Show each line from the entries below that contains the string "Salvar".
═════ ENTRIES SHOWN ═════
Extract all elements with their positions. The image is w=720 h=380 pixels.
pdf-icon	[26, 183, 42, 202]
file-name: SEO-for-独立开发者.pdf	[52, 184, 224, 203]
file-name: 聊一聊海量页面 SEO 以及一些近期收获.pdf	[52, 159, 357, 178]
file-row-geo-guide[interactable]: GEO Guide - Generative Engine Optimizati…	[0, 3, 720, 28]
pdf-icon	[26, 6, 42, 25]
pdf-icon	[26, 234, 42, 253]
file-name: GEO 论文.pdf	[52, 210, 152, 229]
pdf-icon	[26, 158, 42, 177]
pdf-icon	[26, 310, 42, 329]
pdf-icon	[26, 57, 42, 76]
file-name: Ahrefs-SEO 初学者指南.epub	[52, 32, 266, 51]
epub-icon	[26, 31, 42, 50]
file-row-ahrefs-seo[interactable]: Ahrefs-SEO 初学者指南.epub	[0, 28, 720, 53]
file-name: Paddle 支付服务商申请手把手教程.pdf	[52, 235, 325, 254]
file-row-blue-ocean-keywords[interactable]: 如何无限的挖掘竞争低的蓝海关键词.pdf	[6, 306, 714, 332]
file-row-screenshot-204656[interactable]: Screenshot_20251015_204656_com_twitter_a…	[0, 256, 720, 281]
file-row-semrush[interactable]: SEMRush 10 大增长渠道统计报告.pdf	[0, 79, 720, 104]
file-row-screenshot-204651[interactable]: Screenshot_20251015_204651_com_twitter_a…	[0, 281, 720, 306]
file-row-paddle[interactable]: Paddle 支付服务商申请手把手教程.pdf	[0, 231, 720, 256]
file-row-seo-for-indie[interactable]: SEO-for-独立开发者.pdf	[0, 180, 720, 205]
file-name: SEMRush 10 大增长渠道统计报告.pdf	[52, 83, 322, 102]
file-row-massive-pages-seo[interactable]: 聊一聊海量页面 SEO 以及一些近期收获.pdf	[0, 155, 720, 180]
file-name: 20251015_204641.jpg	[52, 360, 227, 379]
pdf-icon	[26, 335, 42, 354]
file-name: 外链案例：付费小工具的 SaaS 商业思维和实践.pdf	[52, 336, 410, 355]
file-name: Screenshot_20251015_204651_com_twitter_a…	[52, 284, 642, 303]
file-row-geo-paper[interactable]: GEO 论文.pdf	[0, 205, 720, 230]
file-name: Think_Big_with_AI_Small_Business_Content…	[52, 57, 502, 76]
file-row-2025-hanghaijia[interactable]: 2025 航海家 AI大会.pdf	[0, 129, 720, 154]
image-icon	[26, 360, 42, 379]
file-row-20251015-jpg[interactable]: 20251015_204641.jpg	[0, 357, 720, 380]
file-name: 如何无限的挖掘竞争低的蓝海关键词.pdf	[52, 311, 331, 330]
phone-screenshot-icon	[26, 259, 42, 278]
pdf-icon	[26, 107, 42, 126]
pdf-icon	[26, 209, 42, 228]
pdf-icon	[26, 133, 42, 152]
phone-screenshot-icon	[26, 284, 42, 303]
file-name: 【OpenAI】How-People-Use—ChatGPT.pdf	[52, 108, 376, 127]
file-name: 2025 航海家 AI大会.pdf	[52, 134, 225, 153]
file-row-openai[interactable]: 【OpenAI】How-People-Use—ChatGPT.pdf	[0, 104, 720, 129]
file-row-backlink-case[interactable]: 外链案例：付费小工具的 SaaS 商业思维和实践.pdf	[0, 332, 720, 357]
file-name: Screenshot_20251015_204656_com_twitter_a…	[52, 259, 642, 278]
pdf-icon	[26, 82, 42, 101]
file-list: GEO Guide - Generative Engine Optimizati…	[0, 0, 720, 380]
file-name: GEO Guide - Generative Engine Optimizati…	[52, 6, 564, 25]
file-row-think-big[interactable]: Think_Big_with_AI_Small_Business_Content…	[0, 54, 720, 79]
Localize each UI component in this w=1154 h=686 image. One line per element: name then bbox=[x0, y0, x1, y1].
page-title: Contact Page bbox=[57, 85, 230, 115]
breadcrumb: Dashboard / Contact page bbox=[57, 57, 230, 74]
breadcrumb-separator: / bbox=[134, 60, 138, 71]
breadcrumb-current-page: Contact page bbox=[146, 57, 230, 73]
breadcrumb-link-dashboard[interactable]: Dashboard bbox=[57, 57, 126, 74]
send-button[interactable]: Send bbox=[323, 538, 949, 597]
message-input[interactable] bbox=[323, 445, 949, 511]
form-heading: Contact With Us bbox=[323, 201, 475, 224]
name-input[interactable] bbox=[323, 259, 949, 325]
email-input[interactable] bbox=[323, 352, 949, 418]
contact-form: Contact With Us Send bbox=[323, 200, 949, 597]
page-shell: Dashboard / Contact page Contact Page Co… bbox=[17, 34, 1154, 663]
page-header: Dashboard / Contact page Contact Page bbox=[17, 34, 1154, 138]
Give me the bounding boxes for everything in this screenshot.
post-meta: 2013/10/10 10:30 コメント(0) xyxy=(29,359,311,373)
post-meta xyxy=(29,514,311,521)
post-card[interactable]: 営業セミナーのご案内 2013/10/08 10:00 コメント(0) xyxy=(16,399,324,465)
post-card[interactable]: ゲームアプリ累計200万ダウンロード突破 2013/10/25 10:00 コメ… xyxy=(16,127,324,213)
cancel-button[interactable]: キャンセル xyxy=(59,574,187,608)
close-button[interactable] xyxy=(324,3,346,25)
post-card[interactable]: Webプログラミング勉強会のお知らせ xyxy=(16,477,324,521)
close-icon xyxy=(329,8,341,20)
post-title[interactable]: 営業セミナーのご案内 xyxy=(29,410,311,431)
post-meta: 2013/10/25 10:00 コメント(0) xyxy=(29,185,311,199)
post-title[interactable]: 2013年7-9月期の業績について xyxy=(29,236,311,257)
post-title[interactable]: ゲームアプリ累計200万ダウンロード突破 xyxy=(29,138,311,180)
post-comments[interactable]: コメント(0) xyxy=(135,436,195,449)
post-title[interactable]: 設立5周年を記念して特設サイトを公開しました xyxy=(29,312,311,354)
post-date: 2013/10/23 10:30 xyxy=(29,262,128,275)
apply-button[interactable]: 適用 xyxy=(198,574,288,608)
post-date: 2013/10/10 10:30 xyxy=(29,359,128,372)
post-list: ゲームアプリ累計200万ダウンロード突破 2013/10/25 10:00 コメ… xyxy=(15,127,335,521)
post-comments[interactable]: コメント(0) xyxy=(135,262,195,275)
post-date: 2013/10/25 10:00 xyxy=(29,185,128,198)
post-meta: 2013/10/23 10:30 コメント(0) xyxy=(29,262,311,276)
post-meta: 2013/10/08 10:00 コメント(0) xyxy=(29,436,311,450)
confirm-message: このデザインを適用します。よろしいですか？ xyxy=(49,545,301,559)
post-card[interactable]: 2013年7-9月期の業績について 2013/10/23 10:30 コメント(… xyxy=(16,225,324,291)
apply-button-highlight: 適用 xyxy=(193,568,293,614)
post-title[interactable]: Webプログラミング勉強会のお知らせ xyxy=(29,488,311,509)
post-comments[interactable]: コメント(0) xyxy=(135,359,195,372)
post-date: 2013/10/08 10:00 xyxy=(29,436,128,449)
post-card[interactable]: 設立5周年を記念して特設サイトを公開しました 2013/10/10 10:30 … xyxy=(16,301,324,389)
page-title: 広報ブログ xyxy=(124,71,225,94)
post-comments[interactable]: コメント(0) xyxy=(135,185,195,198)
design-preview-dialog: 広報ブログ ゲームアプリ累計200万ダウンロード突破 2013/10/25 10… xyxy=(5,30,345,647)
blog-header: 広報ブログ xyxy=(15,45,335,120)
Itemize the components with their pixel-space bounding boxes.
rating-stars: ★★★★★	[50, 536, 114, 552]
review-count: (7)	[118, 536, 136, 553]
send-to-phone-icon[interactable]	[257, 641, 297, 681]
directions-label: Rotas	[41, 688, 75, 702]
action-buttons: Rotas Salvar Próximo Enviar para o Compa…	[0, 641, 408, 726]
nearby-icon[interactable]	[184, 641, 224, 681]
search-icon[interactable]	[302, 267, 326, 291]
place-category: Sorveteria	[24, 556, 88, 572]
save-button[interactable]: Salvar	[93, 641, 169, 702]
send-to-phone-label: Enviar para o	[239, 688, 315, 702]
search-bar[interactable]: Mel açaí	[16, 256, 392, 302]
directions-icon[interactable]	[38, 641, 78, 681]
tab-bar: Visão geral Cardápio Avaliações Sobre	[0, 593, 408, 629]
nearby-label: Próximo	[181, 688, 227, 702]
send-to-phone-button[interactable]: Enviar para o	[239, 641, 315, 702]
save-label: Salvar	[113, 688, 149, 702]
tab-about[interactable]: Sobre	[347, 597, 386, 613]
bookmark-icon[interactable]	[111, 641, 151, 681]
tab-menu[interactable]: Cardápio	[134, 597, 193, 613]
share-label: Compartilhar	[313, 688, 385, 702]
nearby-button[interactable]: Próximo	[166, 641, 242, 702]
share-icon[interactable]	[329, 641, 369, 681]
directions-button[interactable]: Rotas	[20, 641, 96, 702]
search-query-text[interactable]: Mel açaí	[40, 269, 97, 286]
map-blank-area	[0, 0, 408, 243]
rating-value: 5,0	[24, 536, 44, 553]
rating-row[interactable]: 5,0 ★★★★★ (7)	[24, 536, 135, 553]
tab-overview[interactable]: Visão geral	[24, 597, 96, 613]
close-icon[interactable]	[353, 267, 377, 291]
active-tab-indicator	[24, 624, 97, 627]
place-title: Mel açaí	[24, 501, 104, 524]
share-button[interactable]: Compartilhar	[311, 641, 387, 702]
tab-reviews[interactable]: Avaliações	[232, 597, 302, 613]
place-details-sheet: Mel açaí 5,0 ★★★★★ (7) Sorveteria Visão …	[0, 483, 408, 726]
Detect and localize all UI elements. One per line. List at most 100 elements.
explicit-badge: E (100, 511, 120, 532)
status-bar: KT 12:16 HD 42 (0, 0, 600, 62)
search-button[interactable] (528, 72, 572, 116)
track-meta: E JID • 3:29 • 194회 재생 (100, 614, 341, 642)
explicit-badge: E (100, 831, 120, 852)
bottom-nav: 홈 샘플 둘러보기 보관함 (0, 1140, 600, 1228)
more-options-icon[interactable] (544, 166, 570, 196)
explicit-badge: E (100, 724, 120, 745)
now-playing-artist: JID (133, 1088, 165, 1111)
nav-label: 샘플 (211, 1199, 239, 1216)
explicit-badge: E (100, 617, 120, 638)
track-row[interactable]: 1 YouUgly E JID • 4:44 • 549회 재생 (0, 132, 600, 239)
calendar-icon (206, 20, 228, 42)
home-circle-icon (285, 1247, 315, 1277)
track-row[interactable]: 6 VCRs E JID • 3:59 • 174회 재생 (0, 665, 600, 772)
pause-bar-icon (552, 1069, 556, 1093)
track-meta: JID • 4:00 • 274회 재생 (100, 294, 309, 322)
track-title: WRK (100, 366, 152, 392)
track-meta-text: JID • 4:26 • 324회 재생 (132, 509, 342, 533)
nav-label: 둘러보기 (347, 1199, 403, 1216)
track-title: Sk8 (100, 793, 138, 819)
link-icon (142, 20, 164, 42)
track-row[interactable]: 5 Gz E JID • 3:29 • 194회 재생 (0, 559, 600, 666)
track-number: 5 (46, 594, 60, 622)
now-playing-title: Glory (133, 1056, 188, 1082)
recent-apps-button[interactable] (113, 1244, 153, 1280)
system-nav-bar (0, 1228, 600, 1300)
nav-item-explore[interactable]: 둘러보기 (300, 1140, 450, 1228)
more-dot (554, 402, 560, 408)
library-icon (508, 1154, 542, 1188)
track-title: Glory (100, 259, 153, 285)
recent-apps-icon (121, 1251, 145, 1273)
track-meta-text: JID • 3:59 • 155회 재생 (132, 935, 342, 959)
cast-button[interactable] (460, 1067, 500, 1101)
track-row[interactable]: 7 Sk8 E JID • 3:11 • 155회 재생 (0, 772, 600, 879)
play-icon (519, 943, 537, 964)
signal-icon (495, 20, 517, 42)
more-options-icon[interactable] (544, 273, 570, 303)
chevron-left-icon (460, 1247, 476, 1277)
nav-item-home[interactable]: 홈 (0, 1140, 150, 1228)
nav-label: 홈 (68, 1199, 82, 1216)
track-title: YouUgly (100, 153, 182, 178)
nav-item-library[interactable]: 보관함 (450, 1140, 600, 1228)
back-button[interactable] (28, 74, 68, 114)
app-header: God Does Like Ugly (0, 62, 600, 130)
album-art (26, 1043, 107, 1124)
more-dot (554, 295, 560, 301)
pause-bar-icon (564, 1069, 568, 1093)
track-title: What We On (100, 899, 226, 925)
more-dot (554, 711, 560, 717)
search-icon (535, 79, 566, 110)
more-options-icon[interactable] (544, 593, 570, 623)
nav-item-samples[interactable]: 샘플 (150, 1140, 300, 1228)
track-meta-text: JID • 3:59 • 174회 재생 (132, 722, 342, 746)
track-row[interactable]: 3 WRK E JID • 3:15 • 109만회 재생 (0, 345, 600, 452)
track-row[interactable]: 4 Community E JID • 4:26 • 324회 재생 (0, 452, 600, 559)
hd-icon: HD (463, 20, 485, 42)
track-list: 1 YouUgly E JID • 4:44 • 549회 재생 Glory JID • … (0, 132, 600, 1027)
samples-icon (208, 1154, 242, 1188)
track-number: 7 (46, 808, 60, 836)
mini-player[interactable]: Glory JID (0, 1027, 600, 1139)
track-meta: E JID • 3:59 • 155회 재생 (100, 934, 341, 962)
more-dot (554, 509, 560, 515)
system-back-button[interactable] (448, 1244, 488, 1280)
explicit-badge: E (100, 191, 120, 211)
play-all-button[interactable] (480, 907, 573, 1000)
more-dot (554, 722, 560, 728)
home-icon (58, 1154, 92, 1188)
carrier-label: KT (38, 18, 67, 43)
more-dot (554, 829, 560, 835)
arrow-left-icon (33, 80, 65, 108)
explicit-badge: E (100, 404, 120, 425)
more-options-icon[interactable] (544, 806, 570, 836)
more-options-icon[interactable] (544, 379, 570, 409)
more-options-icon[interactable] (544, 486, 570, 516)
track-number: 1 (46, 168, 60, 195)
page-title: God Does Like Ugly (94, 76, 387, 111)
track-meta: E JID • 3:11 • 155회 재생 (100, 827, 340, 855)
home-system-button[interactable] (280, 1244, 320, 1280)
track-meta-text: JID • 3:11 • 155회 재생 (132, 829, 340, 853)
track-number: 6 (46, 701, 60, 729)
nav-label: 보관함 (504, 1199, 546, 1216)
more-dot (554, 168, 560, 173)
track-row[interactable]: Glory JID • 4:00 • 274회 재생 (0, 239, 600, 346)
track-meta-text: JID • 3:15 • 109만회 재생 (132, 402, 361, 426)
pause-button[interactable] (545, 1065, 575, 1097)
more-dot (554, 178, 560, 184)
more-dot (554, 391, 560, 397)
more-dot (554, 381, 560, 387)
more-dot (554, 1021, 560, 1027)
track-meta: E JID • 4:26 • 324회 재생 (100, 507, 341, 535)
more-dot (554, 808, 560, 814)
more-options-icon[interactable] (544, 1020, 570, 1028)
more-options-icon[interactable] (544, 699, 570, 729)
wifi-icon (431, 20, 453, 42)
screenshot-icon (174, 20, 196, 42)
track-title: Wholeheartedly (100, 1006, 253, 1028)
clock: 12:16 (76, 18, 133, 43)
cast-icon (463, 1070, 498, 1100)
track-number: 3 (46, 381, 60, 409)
═════
### SOLUTION FOR THIS EXERCISE
action-buttons: Rotas Salvar Próximo Enviar para o Compa…	[0, 641, 408, 726]
save-button[interactable]: Salvar	[93, 641, 169, 702]
save-label: Salvar	[113, 688, 149, 702]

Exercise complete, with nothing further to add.